(Records from a collection)
# # # # #
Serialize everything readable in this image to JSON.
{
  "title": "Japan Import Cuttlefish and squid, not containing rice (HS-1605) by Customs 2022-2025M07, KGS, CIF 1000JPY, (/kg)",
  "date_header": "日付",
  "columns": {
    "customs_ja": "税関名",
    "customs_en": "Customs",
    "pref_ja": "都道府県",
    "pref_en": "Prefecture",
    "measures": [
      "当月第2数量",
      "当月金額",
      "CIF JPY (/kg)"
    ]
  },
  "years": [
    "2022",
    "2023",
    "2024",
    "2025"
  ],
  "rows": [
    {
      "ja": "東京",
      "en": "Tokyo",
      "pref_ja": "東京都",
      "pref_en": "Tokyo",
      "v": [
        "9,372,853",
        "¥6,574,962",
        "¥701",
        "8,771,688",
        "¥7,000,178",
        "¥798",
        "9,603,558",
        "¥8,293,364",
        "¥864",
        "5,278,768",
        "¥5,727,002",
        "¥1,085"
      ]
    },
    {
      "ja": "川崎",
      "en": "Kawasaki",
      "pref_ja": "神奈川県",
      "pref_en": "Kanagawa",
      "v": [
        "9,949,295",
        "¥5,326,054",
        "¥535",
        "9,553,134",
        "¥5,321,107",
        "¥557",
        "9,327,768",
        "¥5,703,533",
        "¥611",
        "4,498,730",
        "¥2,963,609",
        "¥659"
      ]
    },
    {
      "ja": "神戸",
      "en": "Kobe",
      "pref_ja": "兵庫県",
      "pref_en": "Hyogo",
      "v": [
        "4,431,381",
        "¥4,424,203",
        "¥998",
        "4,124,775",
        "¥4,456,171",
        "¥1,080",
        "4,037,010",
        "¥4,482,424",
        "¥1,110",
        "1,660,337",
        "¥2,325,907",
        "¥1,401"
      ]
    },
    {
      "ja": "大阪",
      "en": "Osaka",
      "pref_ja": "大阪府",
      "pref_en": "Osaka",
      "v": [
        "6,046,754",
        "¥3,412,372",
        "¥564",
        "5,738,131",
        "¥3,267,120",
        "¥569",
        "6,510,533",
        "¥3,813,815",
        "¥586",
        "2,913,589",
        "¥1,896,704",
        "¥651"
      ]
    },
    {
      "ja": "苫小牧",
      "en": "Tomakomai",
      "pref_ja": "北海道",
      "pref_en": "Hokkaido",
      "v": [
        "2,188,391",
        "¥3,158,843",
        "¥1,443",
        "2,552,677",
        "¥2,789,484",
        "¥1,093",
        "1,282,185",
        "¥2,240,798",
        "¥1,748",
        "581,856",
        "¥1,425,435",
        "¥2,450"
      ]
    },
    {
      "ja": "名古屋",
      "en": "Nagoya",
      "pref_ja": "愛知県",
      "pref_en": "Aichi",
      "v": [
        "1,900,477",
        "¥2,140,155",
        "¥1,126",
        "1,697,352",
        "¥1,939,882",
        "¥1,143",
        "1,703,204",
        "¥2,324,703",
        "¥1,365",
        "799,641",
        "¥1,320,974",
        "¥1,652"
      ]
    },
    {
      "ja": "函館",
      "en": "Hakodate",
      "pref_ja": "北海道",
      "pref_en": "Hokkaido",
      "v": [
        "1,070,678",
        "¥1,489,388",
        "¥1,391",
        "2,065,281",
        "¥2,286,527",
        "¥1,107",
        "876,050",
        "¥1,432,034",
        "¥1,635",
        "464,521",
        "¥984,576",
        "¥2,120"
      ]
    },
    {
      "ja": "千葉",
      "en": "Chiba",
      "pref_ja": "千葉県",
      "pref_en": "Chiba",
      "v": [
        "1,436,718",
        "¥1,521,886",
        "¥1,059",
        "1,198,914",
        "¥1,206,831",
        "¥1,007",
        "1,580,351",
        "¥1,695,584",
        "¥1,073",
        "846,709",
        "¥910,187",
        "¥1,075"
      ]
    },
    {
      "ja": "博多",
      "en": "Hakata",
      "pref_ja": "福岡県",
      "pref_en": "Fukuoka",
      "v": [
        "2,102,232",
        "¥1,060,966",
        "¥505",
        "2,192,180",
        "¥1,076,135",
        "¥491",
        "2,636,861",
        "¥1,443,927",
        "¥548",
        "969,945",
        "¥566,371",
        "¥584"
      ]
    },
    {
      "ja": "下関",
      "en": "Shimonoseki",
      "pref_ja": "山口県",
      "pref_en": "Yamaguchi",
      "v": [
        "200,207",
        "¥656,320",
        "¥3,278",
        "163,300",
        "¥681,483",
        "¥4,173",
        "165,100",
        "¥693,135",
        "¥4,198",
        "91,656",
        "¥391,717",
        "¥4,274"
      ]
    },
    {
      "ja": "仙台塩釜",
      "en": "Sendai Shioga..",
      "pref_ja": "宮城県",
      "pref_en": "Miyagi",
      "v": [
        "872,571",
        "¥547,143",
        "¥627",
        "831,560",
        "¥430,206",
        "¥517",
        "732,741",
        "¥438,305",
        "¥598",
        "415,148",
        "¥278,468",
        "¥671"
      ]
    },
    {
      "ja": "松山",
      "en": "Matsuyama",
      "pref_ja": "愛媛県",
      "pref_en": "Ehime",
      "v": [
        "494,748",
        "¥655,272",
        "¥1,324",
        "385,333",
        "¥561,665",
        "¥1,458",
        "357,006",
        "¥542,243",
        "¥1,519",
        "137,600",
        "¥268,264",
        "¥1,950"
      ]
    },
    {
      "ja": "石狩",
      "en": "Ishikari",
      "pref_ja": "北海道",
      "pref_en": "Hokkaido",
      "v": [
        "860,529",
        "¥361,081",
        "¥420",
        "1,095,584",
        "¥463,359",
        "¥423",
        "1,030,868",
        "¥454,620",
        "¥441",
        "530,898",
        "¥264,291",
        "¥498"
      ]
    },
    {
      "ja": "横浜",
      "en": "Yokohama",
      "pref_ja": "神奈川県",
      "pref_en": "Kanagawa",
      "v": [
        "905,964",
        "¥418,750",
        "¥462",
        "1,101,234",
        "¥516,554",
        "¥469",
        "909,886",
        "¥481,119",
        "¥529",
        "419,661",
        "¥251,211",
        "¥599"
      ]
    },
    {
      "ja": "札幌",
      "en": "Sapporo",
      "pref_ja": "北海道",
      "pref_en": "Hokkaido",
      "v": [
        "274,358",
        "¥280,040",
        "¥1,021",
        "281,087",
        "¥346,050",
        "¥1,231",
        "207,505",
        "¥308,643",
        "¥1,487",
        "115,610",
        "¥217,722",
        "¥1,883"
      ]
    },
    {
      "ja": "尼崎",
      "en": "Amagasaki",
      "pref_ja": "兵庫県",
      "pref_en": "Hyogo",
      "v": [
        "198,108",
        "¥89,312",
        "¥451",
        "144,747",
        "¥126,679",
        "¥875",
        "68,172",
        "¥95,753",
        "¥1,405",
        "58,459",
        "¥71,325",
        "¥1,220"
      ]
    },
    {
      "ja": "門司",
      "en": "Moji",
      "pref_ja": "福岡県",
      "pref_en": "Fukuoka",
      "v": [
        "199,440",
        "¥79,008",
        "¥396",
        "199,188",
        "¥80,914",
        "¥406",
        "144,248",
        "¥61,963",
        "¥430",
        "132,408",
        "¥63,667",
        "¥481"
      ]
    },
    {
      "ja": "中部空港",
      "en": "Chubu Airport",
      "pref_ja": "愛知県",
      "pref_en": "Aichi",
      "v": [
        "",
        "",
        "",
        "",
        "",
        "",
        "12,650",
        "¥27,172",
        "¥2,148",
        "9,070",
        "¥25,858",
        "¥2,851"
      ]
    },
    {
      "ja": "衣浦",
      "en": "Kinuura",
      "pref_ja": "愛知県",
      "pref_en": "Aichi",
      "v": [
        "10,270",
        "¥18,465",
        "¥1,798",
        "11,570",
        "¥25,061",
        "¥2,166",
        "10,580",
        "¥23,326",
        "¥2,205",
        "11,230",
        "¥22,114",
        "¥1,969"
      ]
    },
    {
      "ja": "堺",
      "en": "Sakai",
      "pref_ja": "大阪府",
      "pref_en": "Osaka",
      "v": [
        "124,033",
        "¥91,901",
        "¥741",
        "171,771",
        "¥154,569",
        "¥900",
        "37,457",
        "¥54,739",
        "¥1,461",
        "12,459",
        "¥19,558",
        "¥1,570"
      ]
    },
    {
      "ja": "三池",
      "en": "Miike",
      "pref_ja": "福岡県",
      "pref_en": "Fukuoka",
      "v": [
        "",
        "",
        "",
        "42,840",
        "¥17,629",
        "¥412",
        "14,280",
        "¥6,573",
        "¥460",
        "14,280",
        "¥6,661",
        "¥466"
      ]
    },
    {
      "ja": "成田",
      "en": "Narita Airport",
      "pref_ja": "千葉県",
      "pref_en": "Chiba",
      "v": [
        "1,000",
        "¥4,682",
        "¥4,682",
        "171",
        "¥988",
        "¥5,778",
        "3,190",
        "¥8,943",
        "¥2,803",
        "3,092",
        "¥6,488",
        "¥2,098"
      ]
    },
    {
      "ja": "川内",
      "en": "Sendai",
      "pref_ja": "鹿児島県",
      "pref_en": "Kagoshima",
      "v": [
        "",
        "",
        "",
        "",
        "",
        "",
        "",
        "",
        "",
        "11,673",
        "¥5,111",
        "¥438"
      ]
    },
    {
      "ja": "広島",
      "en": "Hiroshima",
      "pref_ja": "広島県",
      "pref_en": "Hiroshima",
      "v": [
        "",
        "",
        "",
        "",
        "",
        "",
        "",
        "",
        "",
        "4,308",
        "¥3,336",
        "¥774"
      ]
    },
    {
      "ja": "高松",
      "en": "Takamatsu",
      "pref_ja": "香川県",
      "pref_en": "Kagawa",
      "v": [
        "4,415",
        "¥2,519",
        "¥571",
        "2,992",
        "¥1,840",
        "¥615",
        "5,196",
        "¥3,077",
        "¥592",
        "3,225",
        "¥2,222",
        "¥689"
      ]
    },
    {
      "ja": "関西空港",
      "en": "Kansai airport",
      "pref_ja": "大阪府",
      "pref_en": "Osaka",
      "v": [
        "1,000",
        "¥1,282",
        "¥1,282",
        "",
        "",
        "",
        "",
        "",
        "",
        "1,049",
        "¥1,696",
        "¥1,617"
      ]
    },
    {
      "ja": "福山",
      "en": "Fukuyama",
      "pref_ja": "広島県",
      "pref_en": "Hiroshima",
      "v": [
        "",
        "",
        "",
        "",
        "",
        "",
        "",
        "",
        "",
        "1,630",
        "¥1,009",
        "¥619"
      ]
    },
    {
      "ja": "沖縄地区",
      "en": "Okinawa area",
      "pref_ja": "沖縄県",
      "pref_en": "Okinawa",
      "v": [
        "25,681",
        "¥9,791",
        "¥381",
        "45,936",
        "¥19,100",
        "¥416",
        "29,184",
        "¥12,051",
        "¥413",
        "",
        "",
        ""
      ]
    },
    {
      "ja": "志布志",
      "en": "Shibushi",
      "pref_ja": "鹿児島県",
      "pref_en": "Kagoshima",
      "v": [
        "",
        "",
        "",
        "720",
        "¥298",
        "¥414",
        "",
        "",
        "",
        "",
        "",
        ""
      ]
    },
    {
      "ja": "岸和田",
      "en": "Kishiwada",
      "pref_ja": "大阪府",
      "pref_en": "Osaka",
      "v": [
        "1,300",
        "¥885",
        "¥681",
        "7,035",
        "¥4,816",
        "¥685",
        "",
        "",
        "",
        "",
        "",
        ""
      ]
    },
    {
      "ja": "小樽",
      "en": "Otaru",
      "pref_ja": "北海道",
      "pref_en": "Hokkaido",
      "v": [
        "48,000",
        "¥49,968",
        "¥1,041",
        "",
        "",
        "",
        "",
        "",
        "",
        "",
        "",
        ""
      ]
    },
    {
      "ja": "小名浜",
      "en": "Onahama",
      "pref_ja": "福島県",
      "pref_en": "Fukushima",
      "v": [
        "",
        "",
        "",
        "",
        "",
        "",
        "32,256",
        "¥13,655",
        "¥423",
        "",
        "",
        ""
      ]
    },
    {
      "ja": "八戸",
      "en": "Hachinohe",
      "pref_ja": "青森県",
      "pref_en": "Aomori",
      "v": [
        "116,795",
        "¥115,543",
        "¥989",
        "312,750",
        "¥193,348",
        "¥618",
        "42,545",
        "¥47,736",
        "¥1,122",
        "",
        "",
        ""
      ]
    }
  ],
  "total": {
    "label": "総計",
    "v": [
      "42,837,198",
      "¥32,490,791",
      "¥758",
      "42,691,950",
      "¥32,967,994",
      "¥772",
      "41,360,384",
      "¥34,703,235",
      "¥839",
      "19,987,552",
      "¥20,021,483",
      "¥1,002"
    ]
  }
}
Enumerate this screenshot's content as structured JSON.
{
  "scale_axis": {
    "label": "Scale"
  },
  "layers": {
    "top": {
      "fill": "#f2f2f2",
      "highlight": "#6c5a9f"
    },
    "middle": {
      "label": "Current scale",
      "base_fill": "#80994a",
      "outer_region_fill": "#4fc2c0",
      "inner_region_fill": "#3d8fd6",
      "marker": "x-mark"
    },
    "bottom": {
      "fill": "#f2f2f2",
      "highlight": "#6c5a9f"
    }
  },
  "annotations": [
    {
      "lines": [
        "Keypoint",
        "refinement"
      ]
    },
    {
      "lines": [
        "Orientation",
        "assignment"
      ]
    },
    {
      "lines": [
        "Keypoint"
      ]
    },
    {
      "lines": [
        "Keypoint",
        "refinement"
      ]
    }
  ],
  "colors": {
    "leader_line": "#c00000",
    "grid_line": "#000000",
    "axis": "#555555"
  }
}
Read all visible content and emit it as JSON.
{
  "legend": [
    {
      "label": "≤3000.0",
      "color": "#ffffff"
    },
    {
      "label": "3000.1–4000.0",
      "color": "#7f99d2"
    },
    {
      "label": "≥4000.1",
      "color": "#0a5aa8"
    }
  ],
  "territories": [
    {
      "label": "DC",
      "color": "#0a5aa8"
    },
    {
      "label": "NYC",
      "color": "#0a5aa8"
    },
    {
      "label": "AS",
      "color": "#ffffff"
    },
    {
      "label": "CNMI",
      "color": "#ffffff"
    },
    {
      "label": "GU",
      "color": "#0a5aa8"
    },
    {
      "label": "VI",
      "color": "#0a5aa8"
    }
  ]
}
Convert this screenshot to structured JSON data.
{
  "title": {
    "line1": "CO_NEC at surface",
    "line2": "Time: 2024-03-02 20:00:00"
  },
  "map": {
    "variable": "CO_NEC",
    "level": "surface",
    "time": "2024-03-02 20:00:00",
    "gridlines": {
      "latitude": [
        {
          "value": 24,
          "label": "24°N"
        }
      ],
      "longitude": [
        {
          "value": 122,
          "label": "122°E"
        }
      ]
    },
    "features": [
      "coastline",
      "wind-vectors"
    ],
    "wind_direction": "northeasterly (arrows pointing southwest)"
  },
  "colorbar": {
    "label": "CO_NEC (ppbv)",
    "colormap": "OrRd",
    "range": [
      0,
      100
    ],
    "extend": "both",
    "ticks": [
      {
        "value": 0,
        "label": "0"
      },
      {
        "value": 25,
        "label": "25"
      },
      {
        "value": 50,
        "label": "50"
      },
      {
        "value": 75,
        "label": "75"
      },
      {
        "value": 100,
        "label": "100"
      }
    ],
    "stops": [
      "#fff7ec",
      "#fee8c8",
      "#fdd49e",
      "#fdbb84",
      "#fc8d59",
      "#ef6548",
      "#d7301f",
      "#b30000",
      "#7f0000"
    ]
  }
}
# # # # #
Description of the task: Each line from the one containing "Read all visible content and emit it as JSON." to the end of the listing above should be copied exactly, and nothing else.

Result of the task:
Read all visible content and emit it as JSON.
{
  "legend": [
    {
      "label": "≤3000.0",
      "color": "#ffffff"
    },
    {
      "label": "3000.1–4000.0",
      "color": "#7f99d2"
    },
    {
      "label": "≥4000.1",
      "color": "#0a5aa8"
    }
  ],
  "territories": [
    {
      "label": "DC",
      "color": "#0a5aa8"
    },
    {
      "label": "NYC",
      "color": "#0a5aa8"
    },
    {
      "label": "AS",
      "color": "#ffffff"
    },
    {
      "label": "CNMI",
      "color": "#ffffff"
    },
    {
      "label": "GU",
      "color": "#0a5aa8"
    },
    {
      "label": "VI",
      "color": "#0a5aa8"
    }
  ]
}
Convert this screenshot to structured JSON data.
{
  "title": {
    "line1": "CO_NEC at surface",
    "line2": "Time: 2024-03-02 20:00:00"
  },
  "map": {
    "variable": "CO_NEC",
    "level": "surface",
    "time": "2024-03-02 20:00:00",
    "gridlines": {
      "latitude": [
        {
          "value": 24,
          "label": "24°N"
        }
      ],
      "longitude": [
        {
          "value": 122,
          "label": "122°E"
        }
      ]
    },
    "features": [
      "coastline",
      "wind-vectors"
    ],
    "wind_direction": "northeasterly (arrows pointing southwest)"
  },
  "colorbar": {
    "label": "CO_NEC (ppbv)",
    "colormap": "OrRd",
    "range": [
      0,
      100
    ],
    "extend": "both",
    "ticks": [
      {
        "value": 0,
        "label": "0"
      },
      {
        "value": 25,
        "label": "25"
      },
      {
        "value": 50,
        "label": "50"
      },
      {
        "value": 75,
        "label": "75"
      },
      {
        "value": 100,
        "label": "100"
      }
    ],
    "stops": [
      "#fff7ec",
      "#fee8c8",
      "#fdd49e",
      "#fdbb84",
      "#fc8d59",
      "#ef6548",
      "#d7301f",
      "#b30000",
      "#7f0000"
    ]
  }
}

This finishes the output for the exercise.